[Saved entries]
☆ ☆ ☆

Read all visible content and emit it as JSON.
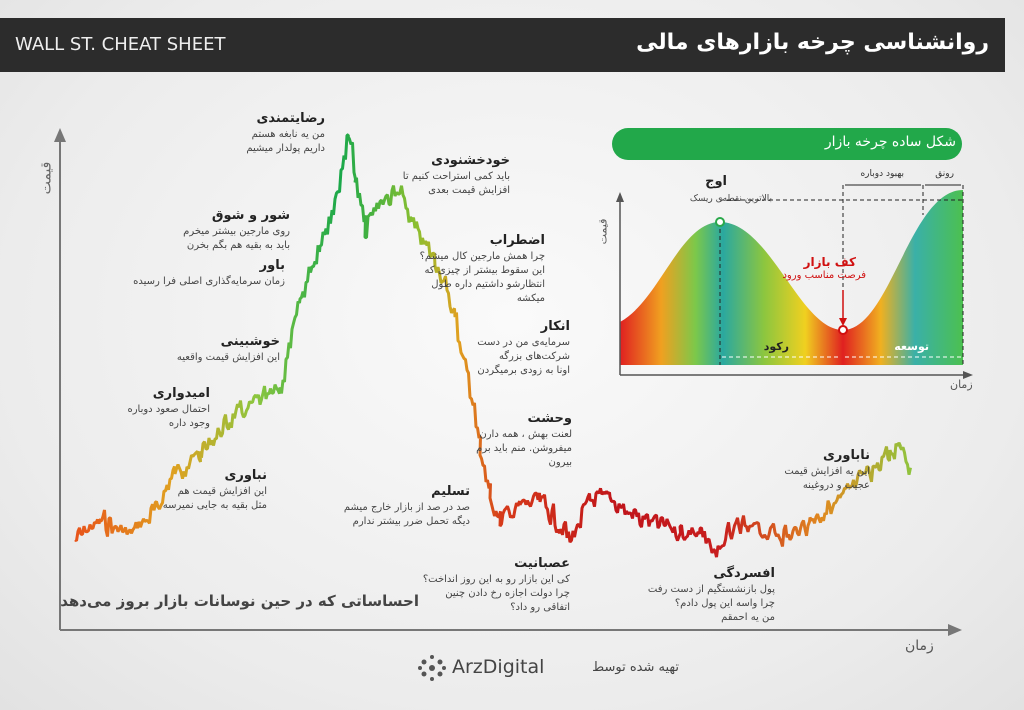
{
  "header": {
    "brand": "WALL ST. CHEAT SHEET",
    "title": "روانشناسی چرخه بازارهای مالی"
  },
  "main_chart": {
    "y_label": "قیمت",
    "x_label": "زمان",
    "caption": "احساساتی که در حین نوسانات بازار بروز می‌دهد",
    "stages": [
      {
        "title": "نباوری",
        "lines": [
          "این افزایش قیمت هم",
          "مثل بقیه به جایی نمیرسه"
        ]
      },
      {
        "title": "امیدواری",
        "lines": [
          "احتمال صعود دوباره",
          "وجود داره"
        ]
      },
      {
        "title": "خوشبینی",
        "lines": [
          "این افزایش قیمت واقعیه"
        ]
      },
      {
        "title": "باور",
        "lines": [
          "زمان سرمایه‌گذاری اصلی فرا رسیده"
        ]
      },
      {
        "title": "شور و شوق",
        "lines": [
          "روی مارجین بیشتر میخرم",
          "باید به بقیه هم بگم بخرن"
        ]
      },
      {
        "title": "رضایتمندی",
        "lines": [
          "من یه نابغه هستم",
          "داریم پولدار میشیم"
        ]
      },
      {
        "title": "خودخشنودی",
        "lines": [
          "باید کمی استراحت کنیم تا",
          "افزایش قیمت بعدی"
        ]
      },
      {
        "title": "اضطراب",
        "lines": [
          "چرا همش مارجین کال میشم؟",
          "این سقوط بیشتر از چیزی که",
          "انتظارشو داشتیم داره طول",
          "میکشه"
        ]
      },
      {
        "title": "انکار",
        "lines": [
          "سرمایه‌ی من در دست",
          "شرکت‌های بزرگه",
          "اونا به زودی برمیگردن"
        ]
      },
      {
        "title": "وحشت",
        "lines": [
          "لعنت بهش ، همه دارن",
          "میفروشن. منم باید برم",
          "بیرون"
        ]
      },
      {
        "title": "تسلیم",
        "lines": [
          "صد در صد از بازار خارج میشم",
          "دیگه تحمل ضرر بیشتر ندارم"
        ]
      },
      {
        "title": "عصبانیت",
        "lines": [
          "کی این بازار رو به این روز انداخت؟",
          "چرا دولت اجازه رخ دادن چنین",
          "اتفاقی رو داد؟"
        ]
      },
      {
        "title": "افسردگی",
        "lines": [
          "پول بازنشستگیم از دست رفت",
          "چرا واسه این پول دادم؟",
          "من یه احمقم"
        ]
      },
      {
        "title": "ناباوری",
        "lines": [
          "این یه افزایش قیمت",
          "عجیب و دروغینه"
        ]
      }
    ]
  },
  "inset": {
    "title": "شکل ساده چرخه بازار",
    "y_label": "قیمت",
    "x_label": "زمان",
    "peak": "اوج",
    "peak_note": "بالاترین نقطه‌ی ریسک",
    "bottom": "کف بازار",
    "bottom_note": "فرصت مناسب ورود",
    "recession": "رکود",
    "expansion": "توسعه",
    "recovery": "بهبود دوباره",
    "boom": "رونق"
  },
  "footer": {
    "prepared_by": "تهیه شده توسط",
    "logo": "ArzDigital"
  }
}
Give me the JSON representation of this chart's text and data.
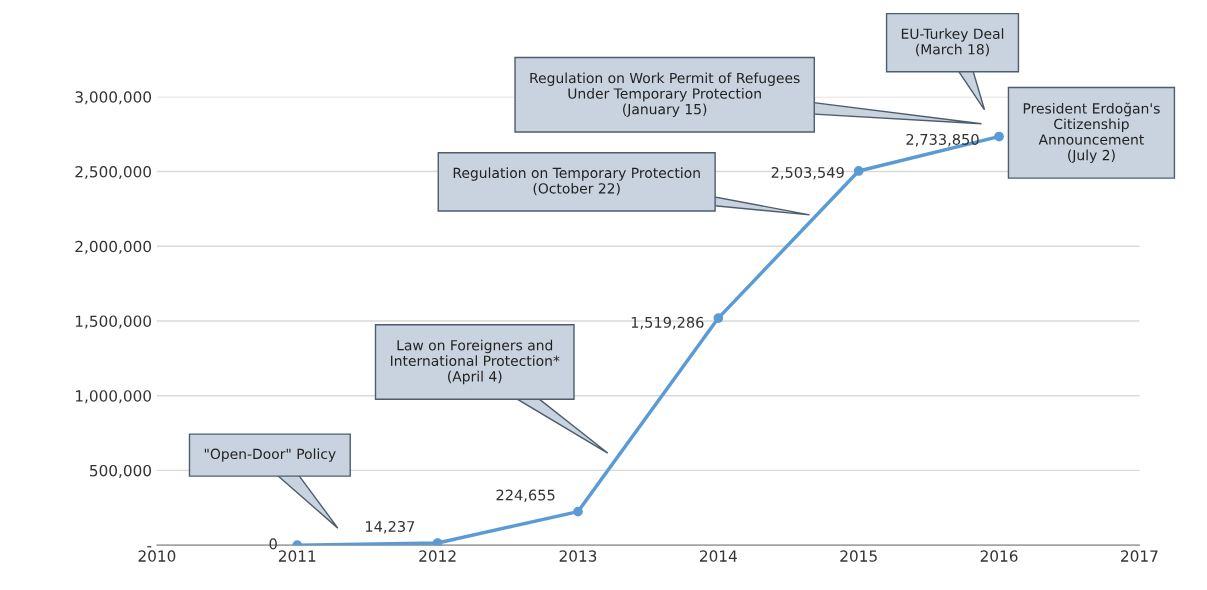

☆ ☆ ☆

### Task to carry out
Transcribe each entry above exactly, apart from the pictures.

### Solution to the exercise
Read all visible content and emit it as JSON.
{
  "header": {
    "brand": "WALL ST. CHEAT SHEET",
    "title": "روانشناسی چرخه بازارهای مالی"
  },
  "main_chart": {
    "y_label": "قیمت",
    "x_label": "زمان",
    "caption": "احساساتی که در حین نوسانات بازار بروز می‌دهد",
    "stages": [
      {
        "title": "نباوری",
        "lines": [
          "این افزایش قیمت هم",
          "مثل بقیه به جایی نمیرسه"
        ]
      },
      {
        "title": "امیدواری",
        "lines": [
          "احتمال صعود دوباره",
          "وجود داره"
        ]
      },
      {
        "title": "خوشبینی",
        "lines": [
          "این افزایش قیمت واقعیه"
        ]
      },
      {
        "title": "باور",
        "lines": [
          "زمان سرمایه‌گذاری اصلی فرا رسیده"
        ]
      },
      {
        "title": "شور و شوق",
        "lines": [
          "روی مارجین بیشتر میخرم",
          "باید به بقیه هم بگم بخرن"
        ]
      },
      {
        "title": "رضایتمندی",
        "lines": [
          "من یه نابغه هستم",
          "داریم پولدار میشیم"
        ]
      },
      {
        "title": "خودخشنودی",
        "lines": [
          "باید کمی استراحت کنیم تا",
          "افزایش قیمت بعدی"
        ]
      },
      {
        "title": "اضطراب",
        "lines": [
          "چرا همش مارجین کال میشم؟",
          "این سقوط بیشتر از چیزی که",
          "انتظارشو داشتیم داره طول",
          "میکشه"
        ]
      },
      {
        "title": "انکار",
        "lines": [
          "سرمایه‌ی من در دست",
          "شرکت‌های بزرگه",
          "اونا به زودی برمیگردن"
        ]
      },
      {
        "title": "وحشت",
        "lines": [
          "لعنت بهش ، همه دارن",
          "میفروشن. منم باید برم",
          "بیرون"
        ]
      },
      {
        "title": "تسلیم",
        "lines": [
          "صد در صد از بازار خارج میشم",
          "دیگه تحمل ضرر بیشتر ندارم"
        ]
      },
      {
        "title": "عصبانیت",
        "lines": [
          "کی این بازار رو به این روز انداخت؟",
          "چرا دولت اجازه رخ دادن چنین",
          "اتفاقی رو داد؟"
        ]
      },
      {
        "title": "افسردگی",
        "lines": [
          "پول بازنشستگیم از دست رفت",
          "چرا واسه این پول دادم؟",
          "من یه احمقم"
        ]
      },
      {
        "title": "ناباوری",
        "lines": [
          "این یه افزایش قیمت",
          "عجیب و دروغینه"
        ]
      }
    ]
  },
  "inset": {
    "title": "شکل ساده چرخه بازار",
    "y_label": "قیمت",
    "x_label": "زمان",
    "peak": "اوج",
    "peak_note": "بالاترین نقطه‌ی ریسک",
    "bottom": "کف بازار",
    "bottom_note": "فرصت مناسب ورود",
    "recession": "رکود",
    "expansion": "توسعه",
    "recovery": "بهبود دوباره",
    "boom": "رونق"
  },
  "footer": {
    "prepared_by": "تهیه شده توسط",
    "logo": "ArzDigital"
  }
}
Give me the JSON representation of this chart's text and data.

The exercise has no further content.